** Document segment **

+--

# A Scalable Solution for Node Mobility Problems in NDN-Based Massive LEO Constellations

**Authors:** Miguel Rodríguez Pérez, Sergio Herrería Alonso, José Carlos López Ardao, Andrés Suárez González

PMC · DOI: 10.3390/s26010309 · Sensors (Basel, Switzerland) · 2026-01-03

## TL;DR

This paper proposes a scalable solution for handling node mobility in LEO satellite networks using the NDN architecture, reducing traffic loss during handovers.

## Contribution

A novel, protocol-agnostic solution for sender mobility in NDN-based LEO constellations is introduced.

## Key findings

- Traffic losses are negligible for long handovers with a single satellite in view.
- The solution does not require changes to the NDN protocol itself.
- The method is scalable and suitable for massive LEO constellations.

+--

** Data provided **
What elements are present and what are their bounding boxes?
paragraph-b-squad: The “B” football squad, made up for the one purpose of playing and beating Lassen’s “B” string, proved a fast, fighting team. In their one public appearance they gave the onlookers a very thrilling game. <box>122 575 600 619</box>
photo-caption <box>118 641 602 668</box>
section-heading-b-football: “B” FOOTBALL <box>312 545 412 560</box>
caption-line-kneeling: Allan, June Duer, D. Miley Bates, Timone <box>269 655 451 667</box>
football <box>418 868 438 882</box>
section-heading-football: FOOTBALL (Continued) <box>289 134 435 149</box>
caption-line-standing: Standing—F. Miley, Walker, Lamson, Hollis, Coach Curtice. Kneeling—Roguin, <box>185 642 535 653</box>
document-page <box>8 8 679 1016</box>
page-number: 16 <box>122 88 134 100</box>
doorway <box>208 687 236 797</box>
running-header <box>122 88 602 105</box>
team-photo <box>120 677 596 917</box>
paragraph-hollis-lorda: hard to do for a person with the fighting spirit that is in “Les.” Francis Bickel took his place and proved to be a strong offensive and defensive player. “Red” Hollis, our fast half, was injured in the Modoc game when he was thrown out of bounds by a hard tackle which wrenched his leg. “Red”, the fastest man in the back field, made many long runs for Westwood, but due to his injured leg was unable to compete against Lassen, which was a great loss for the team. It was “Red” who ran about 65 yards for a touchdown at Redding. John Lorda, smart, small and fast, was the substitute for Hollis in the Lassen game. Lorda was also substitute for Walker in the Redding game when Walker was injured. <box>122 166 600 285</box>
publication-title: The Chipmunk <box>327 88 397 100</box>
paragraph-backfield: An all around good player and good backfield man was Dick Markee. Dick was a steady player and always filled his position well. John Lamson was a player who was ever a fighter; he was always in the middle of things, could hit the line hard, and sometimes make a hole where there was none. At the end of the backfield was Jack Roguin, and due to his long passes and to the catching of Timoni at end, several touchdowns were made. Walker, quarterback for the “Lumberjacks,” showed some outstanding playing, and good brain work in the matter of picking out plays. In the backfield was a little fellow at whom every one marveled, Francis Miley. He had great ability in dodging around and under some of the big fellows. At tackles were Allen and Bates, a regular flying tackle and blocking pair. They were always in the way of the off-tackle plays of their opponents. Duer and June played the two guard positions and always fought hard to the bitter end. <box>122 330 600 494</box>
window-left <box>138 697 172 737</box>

+--

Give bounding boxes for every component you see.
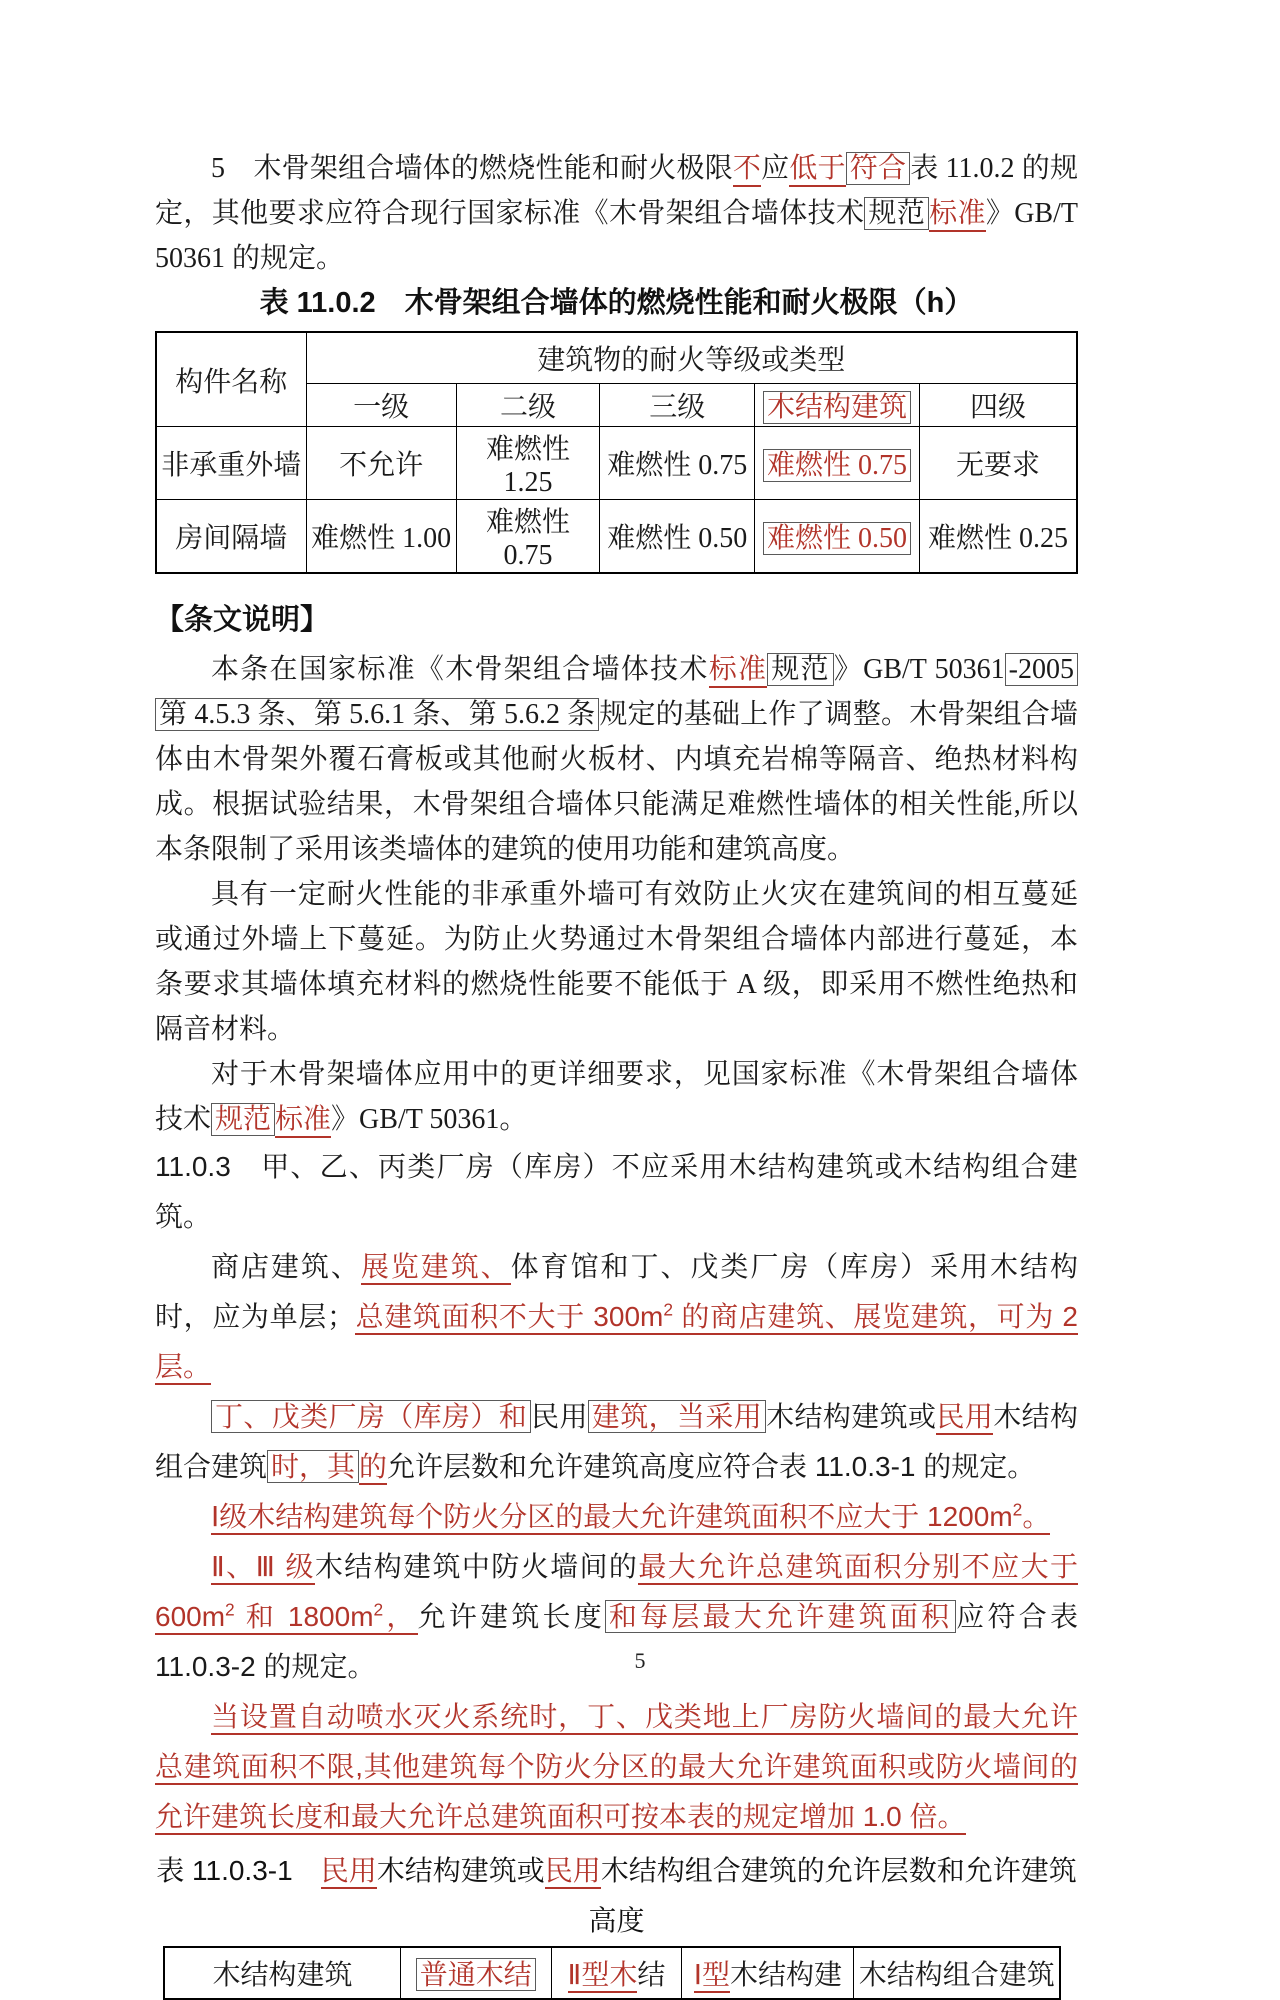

+--

** Task **
Can you extend the summary of the paper on node mobility in NDN-based LEO satellite constellations, picking up right after its last key finding?

** Exercise output **
## Abstract

In recent years, there has been increasing investment in the deployment of massive commercial Low Earth Orbit (LEO) constellations to provide global Internet connectivity. These constellations, now equipped with inter-satellite links, can serve as low-latency Internet backbones, requiring LEO satellites to act not only as access nodes for ground stations, but also as in-orbit core routers. Due to their high velocity and the resulting frequent handovers of ground gateways, LEO networks highly stress mobility procedures at both the sender and receiver endpoints. On the other hand, a growing trend in networking is the use of technologies based on the Information Centric Networking (ICN) paradigm for servicing IoT networks and sensor networks in general, as its addressing, storage, and security mechanisms are usually a good match for IoT needs. Furthermore, ICN networks possess additional characteristics that are beneficial for the massive LEO scenario. For instance, the mobility of the receiver is helped by the inherent data-forwarding procedures in their architectures. However, the mobility of the senders remains an open problem. This paper proposes a comprehensive solution to the mobility problem for massive LEO constellations using the Named-Data Networking (NDN) architecture, as it is probably the most mature ICN proposal. Our solution includes a scalable method to relate content to ground gateways and a way to address traffic to the gateway that does not require cooperation from the network routing algorithm. Moreover, our solution works without requiring modifications to the actual NDN protocol itself, so it is easy to test and deploy. Our results indicate that, for long enough handover lengths, traffic losses are negligible even for ground stations with just one satellite in sight.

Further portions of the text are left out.